◆ **Istruzioni di lavoro**
a) Secondo il brano sui fratelli calciatori, in quale squadra gioca Vullnet e in quale ruolo?
b) Prolunga il brano sui fratelli calciatori, riprendendo subito dopo la sua ultima frase.

Io e mio fratello minore siamo nati a Losanna, il maggiore in Kosovo. I nostri genitori sono Kosovari, ma non ho da raccontare una storia strappalacrime legata alla guerra perché, per nostra fortuna, ci trasferimmo in Svizzera prima che iniziasse, seguendo il lavoro di papà. Mio padre non capiva granché di calcio, ma ci mandò a giocare soltanto per toglierci dalla strada e farci passare un po’ di tempo. Ora si ritrova con due figli calciatori (oltre a Migjen, il più piccolo dei tre, Vullnet, gioca da centrocampista nel Wisla Cracovia, ndr) e un terzo che passa il tempo a commentare le nostre prestazioni. Non vede l’ora di criticarci e potrebbe benissimo fare il capo ultras di qualche tifoseria. Da piccoli eravamo scalmanati, delle vere teste di cavolo. Una volta, cercando di rincorrere gli altri due, sfondai una porta a vetri e rischiai di tagliarmi le vene di un braccio. Un altro giorno scesi con uno slittino da una montagna innevata, ma mi ci sdraiai di pancia e quando quello si fermò di botto io mi spaccai il mento. Sono stato un bambino felice con un’infanzia assolutamente normale, direi. Ma non chiedetemi chi è più forte tra me e mio fratello. La mia risposta è: nessuno dei due, altrimenti saremmo al Real Madrid!

◆ **Righe di dati**
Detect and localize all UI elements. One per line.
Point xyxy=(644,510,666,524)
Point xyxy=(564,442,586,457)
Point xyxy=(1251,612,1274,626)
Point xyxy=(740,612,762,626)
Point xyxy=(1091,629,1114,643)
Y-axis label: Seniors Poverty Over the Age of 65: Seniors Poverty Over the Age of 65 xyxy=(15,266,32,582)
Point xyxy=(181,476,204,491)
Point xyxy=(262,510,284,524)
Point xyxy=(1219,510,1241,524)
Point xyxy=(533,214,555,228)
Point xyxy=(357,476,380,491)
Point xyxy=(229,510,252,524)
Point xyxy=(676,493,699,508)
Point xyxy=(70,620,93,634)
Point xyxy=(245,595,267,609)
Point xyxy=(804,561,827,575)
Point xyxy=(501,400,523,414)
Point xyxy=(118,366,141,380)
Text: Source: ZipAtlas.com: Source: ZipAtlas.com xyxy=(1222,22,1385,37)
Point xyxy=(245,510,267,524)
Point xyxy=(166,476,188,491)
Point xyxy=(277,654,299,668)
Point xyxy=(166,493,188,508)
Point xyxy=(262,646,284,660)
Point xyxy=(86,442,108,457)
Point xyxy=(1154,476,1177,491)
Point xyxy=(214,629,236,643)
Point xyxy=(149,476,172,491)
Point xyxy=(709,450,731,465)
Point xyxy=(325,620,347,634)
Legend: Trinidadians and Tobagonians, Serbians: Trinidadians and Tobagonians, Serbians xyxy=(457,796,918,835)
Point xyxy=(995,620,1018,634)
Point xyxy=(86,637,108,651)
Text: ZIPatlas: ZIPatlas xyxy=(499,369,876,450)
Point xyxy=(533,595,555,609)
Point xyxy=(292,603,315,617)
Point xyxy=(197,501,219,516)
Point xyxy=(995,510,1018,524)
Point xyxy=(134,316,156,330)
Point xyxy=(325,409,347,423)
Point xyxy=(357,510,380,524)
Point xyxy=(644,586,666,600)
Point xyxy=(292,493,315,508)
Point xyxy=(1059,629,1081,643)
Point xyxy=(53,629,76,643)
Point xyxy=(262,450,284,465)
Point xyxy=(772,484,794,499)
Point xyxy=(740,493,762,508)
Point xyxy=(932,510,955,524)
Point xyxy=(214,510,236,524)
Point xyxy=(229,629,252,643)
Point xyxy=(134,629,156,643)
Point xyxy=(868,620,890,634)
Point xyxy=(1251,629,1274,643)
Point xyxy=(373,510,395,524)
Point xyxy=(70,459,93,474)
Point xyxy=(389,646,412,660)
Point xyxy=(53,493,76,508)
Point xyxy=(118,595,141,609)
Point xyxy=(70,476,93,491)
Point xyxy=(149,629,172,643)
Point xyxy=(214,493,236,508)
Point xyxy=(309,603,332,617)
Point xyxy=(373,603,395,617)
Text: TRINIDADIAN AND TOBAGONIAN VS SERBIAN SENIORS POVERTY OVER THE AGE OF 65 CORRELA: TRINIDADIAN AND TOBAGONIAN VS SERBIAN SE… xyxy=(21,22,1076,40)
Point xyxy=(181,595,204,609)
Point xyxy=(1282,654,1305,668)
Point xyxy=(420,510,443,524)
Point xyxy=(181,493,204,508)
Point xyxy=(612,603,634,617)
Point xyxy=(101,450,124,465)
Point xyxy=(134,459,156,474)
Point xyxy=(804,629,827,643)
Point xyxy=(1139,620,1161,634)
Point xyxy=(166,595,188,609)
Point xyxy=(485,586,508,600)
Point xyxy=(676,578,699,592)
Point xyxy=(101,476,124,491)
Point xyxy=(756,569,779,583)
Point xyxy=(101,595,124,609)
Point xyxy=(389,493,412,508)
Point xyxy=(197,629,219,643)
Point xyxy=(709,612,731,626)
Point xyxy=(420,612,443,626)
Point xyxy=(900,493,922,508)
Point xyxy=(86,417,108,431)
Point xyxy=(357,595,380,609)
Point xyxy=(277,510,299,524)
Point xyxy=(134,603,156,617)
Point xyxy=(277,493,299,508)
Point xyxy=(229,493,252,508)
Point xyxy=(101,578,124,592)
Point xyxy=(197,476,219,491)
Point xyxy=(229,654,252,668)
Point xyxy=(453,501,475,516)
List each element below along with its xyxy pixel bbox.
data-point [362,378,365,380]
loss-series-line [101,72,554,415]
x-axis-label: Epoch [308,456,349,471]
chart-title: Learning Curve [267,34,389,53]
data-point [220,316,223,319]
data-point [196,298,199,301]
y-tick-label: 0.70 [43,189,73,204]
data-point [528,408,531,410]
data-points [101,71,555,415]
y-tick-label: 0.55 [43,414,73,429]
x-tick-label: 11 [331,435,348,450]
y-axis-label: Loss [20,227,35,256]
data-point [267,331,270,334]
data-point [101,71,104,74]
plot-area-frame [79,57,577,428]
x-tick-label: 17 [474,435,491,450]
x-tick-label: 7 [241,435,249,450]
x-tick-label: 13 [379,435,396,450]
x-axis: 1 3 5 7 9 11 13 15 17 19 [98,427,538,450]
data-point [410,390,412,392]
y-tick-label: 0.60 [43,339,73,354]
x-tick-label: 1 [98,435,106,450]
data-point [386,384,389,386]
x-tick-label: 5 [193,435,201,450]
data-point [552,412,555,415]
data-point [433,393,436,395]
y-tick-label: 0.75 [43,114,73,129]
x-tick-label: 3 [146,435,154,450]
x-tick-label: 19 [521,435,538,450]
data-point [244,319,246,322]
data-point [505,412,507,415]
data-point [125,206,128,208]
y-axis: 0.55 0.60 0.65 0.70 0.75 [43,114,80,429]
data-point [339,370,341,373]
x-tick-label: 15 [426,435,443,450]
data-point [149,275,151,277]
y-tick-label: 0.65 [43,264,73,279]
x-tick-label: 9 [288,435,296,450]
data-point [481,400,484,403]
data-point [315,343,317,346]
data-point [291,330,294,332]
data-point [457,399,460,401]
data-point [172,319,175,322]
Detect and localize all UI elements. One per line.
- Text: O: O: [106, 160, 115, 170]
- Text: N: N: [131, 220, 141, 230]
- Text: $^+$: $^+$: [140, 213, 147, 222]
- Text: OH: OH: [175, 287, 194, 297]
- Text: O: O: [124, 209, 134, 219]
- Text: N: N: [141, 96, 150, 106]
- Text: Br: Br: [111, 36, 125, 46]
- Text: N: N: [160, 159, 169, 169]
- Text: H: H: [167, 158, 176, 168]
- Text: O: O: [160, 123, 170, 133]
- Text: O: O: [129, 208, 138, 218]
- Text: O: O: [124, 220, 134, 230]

◆ **Risposte per compito**
a) Vullnet gioca da centrocampista nel Wisla Cracovia.

b)
I ricordi più belli di questi trentun anni sono tre. Due sono col Toro: la promozione in A e l’anno della qualificazione in Europa League. Aver fatto parte di quel gruppo e aver dato una mano a raggiungere quel traguardo per me rimane impagabile e anche se magari qualcuno non si ricorda di me, io vivrò sempre di quei momenti. Poi la qualificazione all’Europeo con la Nazionale Albanese, altra emozione immensa.
In assoluto – perché non c’è solo il calcio nella vita – la nascita di mia figlia. Lei mi ha fatto capire tante cose e mi ha cambiato tantissimo.
A distanza di tanto tempo ormai continuo a ricevere messaggi e lettere da parte dei tifosi del Toro che mi ricordano con grande affetto e per me vale lo stesso sentimento nei loro confronti. L’unica macchia legata al Toro è legata al modo in cui sono stato mandato via.
Ho dato tutto per tre anni ed ero apprezzato, tanto che si stava già parlando del mio rinnovo. Sul finire della terza stagione mi feci male. Il recupero andò per le lunghe e nonostante la stagione successiva Ventura mi avesse consegnato la fascia di capitano e fosse arrivato anche un bel gol contro il Parma, giocai pochissimo, ma, ancora peggio, avevo già capito che il mio tempo in granata era scaduto.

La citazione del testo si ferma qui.